-- Start of SUPPLIED MATERIAL --

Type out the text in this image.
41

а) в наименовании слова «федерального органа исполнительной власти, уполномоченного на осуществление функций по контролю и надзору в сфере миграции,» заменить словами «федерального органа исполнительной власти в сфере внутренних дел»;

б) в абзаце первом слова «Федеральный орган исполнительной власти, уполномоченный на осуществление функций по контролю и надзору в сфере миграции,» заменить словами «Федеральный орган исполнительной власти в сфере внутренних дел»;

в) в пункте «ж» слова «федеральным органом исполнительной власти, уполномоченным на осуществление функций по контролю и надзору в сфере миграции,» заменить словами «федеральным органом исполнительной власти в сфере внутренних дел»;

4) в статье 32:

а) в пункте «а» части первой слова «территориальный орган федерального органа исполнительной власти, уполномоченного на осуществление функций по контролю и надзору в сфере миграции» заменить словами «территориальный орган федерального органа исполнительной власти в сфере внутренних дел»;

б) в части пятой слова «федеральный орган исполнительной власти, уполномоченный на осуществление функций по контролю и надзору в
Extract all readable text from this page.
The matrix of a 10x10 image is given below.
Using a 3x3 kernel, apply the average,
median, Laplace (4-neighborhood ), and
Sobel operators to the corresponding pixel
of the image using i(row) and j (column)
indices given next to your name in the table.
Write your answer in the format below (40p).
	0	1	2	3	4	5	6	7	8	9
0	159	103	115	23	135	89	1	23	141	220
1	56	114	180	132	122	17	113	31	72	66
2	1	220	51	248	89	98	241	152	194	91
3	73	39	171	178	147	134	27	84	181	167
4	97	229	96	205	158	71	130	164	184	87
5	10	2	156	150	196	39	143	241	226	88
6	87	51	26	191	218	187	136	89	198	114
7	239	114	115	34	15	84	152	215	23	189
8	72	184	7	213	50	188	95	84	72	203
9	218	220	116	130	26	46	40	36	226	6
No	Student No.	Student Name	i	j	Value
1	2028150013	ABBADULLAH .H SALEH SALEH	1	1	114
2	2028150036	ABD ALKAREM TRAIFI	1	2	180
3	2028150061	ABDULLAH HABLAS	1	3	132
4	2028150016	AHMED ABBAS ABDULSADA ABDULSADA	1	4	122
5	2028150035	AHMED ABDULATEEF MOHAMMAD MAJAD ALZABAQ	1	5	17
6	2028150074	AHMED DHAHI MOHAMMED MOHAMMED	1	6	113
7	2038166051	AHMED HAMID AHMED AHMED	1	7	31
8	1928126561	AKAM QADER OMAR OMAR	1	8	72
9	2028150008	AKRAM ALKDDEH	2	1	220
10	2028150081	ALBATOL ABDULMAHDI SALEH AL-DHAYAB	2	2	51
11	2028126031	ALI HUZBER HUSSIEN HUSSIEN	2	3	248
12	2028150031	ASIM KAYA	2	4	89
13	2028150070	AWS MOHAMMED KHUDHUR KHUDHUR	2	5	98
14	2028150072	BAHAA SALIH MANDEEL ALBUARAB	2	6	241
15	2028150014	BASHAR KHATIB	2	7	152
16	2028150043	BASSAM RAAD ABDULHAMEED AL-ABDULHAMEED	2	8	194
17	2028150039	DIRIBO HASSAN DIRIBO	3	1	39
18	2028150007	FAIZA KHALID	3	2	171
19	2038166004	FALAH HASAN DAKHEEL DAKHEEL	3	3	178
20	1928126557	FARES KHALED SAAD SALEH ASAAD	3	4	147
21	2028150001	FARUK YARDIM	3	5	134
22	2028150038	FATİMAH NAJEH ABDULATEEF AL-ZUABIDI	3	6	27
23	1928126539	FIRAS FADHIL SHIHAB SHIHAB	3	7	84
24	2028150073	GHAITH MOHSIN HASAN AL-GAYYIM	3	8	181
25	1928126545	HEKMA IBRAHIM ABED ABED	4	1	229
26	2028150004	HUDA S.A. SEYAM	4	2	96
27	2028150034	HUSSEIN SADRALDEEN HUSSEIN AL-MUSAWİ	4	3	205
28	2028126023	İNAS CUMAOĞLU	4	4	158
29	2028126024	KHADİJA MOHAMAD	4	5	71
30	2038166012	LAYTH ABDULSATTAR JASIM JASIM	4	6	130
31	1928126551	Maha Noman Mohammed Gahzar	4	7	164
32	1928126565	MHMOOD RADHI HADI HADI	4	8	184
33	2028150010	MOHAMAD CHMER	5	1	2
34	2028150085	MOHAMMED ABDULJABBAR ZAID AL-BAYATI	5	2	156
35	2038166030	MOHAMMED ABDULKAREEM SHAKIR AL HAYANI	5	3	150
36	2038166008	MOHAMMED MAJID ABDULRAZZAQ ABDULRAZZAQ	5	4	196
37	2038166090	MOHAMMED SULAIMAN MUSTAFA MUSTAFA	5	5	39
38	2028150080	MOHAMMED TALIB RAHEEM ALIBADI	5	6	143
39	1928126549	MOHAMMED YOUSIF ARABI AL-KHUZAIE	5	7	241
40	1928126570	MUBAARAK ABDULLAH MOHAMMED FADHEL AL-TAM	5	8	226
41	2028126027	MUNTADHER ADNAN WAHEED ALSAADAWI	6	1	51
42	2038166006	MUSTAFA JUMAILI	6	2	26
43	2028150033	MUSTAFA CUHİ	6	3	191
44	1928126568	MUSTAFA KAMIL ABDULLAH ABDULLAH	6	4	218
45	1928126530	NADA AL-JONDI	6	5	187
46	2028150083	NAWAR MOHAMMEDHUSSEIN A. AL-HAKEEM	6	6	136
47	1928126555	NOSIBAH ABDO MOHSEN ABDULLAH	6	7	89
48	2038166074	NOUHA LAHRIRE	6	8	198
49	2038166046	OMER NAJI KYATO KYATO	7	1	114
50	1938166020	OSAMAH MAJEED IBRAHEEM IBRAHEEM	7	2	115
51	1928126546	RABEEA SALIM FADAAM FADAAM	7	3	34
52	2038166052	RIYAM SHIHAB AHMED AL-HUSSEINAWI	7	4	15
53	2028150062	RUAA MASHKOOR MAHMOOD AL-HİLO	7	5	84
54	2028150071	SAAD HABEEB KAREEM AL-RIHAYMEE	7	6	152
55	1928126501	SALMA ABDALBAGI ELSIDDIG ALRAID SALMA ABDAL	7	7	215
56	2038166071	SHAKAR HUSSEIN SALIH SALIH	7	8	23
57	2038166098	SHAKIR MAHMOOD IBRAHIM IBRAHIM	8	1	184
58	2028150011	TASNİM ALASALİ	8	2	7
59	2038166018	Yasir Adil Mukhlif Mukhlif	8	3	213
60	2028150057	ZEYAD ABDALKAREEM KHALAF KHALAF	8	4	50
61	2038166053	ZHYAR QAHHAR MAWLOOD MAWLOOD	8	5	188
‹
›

-- End of SUPPLIED MATERIAL --

» WHAT TO DO
Restate the data above exactly, keeping each word as it stands.

» WRITTEN ANSWER
Type out the text in this image.
41

а) в наименовании слова «федерального органа исполнительной власти, уполномоченного на осуществление функций по контролю и надзору в сфере миграции,» заменить словами «федерального органа исполнительной власти в сфере внутренних дел»;

б) в абзаце первом слова «Федеральный орган исполнительной власти, уполномоченный на осуществление функций по контролю и надзору в сфере миграции,» заменить словами «Федеральный орган исполнительной власти в сфере внутренних дел»;

в) в пункте «ж» слова «федеральным органом исполнительной власти, уполномоченным на осуществление функций по контролю и надзору в сфере миграции,» заменить словами «федеральным органом исполнительной власти в сфере внутренних дел»;

4) в статье 32:

а) в пункте «а» части первой слова «территориальный орган федерального органа исполнительной власти, уполномоченного на осуществление функций по контролю и надзору в сфере миграции» заменить словами «территориальный орган федерального органа исполнительной власти в сфере внутренних дел»;

б) в части пятой слова «федеральный орган исполнительной власти, уполномоченный на осуществление функций по контролю и надзору в
Extract all readable text from this page.
The matrix of a 10x10 image is given below.
Using a 3x3 kernel, apply the average,
median, Laplace (4-neighborhood ), and
Sobel operators to the corresponding pixel
of the image using i(row) and j (column)
indices given next to your name in the table.
Write your answer in the format below (40p).
	0	1	2	3	4	5	6	7	8	9
0	159	103	115	23	135	89	1	23	141	220
1	56	114	180	132	122	17	113	31	72	66
2	1	220	51	248	89	98	241	152	194	91
3	73	39	171	178	147	134	27	84	181	167
4	97	229	96	205	158	71	130	164	184	87
5	10	2	156	150	196	39	143	241	226	88
6	87	51	26	191	218	187	136	89	198	114
7	239	114	115	34	15	84	152	215	23	189
8	72	184	7	213	50	188	95	84	72	203
9	218	220	116	130	26	46	40	36	226	6
No	Student No.	Student Name	i	j	Value
1	2028150013	ABBADULLAH .H SALEH SALEH	1	1	114
2	2028150036	ABD ALKAREM TRAIFI	1	2	180
3	2028150061	ABDULLAH HABLAS	1	3	132
4	2028150016	AHMED ABBAS ABDULSADA ABDULSADA	1	4	122
5	2028150035	AHMED ABDULATEEF MOHAMMAD MAJAD ALZABAQ	1	5	17
6	2028150074	AHMED DHAHI MOHAMMED MOHAMMED	1	6	113
7	2038166051	AHMED HAMID AHMED AHMED	1	7	31
8	1928126561	AKAM QADER OMAR OMAR	1	8	72
9	2028150008	AKRAM ALKDDEH	2	1	220
10	2028150081	ALBATOL ABDULMAHDI SALEH AL-DHAYAB	2	2	51
11	2028126031	ALI HUZBER HUSSIEN HUSSIEN	2	3	248
12	2028150031	ASIM KAYA	2	4	89
13	2028150070	AWS MOHAMMED KHUDHUR KHUDHUR	2	5	98
14	2028150072	BAHAA SALIH MANDEEL ALBUARAB	2	6	241
15	2028150014	BASHAR KHATIB	2	7	152
16	2028150043	BASSAM RAAD ABDULHAMEED AL-ABDULHAMEED	2	8	194
17	2028150039	DIRIBO HASSAN DIRIBO	3	1	39
18	2028150007	FAIZA KHALID	3	2	171
19	2038166004	FALAH HASAN DAKHEEL DAKHEEL	3	3	178
20	1928126557	FARES KHALED SAAD SALEH ASAAD	3	4	147
21	2028150001	FARUK YARDIM	3	5	134
22	2028150038	FATİMAH NAJEH ABDULATEEF AL-ZUABIDI	3	6	27
23	1928126539	FIRAS FADHIL SHIHAB SHIHAB	3	7	84
24	2028150073	GHAITH MOHSIN HASAN AL-GAYYIM	3	8	181
25	1928126545	HEKMA IBRAHIM ABED ABED	4	1	229
26	2028150004	HUDA S.A. SEYAM	4	2	96
27	2028150034	HUSSEIN SADRALDEEN HUSSEIN AL-MUSAWİ	4	3	205
28	2028126023	İNAS CUMAOĞLU	4	4	158
29	2028126024	KHADİJA MOHAMAD	4	5	71
30	2038166012	LAYTH ABDULSATTAR JASIM JASIM	4	6	130
31	1928126551	Maha Noman Mohammed Gahzar	4	7	164
32	1928126565	MHMOOD RADHI HADI HADI	4	8	184
33	2028150010	MOHAMAD CHMER	5	1	2
34	2028150085	MOHAMMED ABDULJABBAR ZAID AL-BAYATI	5	2	156
35	2038166030	MOHAMMED ABDULKAREEM SHAKIR AL HAYANI	5	3	150
36	2038166008	MOHAMMED MAJID ABDULRAZZAQ ABDULRAZZAQ	5	4	196
37	2038166090	MOHAMMED SULAIMAN MUSTAFA MUSTAFA	5	5	39
38	2028150080	MOHAMMED TALIB RAHEEM ALIBADI	5	6	143
39	1928126549	MOHAMMED YOUSIF ARABI AL-KHUZAIE	5	7	241
40	1928126570	MUBAARAK ABDULLAH MOHAMMED FADHEL AL-TAM	5	8	226
41	2028126027	MUNTADHER ADNAN WAHEED ALSAADAWI	6	1	51
42	2038166006	MUSTAFA JUMAILI	6	2	26
43	2028150033	MUSTAFA CUHİ	6	3	191
44	1928126568	MUSTAFA KAMIL ABDULLAH ABDULLAH	6	4	218
45	1928126530	NADA AL-JONDI	6	5	187
46	2028150083	NAWAR MOHAMMEDHUSSEIN A. AL-HAKEEM	6	6	136
47	1928126555	NOSIBAH ABDO MOHSEN ABDULLAH	6	7	89
48	2038166074	NOUHA LAHRIRE	6	8	198
49	2038166046	OMER NAJI KYATO KYATO	7	1	114
50	1938166020	OSAMAH MAJEED IBRAHEEM IBRAHEEM	7	2	115
51	1928126546	RABEEA SALIM FADAAM FADAAM	7	3	34
52	2038166052	RIYAM SHIHAB AHMED AL-HUSSEINAWI	7	4	15
53	2028150062	RUAA MASHKOOR MAHMOOD AL-HİLO	7	5	84
54	2028150071	SAAD HABEEB KAREEM AL-RIHAYMEE	7	6	152
55	1928126501	SALMA ABDALBAGI ELSIDDIG ALRAID SALMA ABDAL	7	7	215
56	2038166071	SHAKAR HUSSEIN SALIH SALIH	7	8	23
57	2038166098	SHAKIR MAHMOOD IBRAHIM IBRAHIM	8	1	184
58	2028150011	TASNİM ALASALİ	8	2	7
59	2038166018	Yasir Adil Mukhlif Mukhlif	8	3	213
60	2028150057	ZEYAD ABDALKAREEM KHALAF KHALAF	8	4	50
61	2038166053	ZHYAR QAHHAR MAWLOOD MAWLOOD	8	5	188
‹
›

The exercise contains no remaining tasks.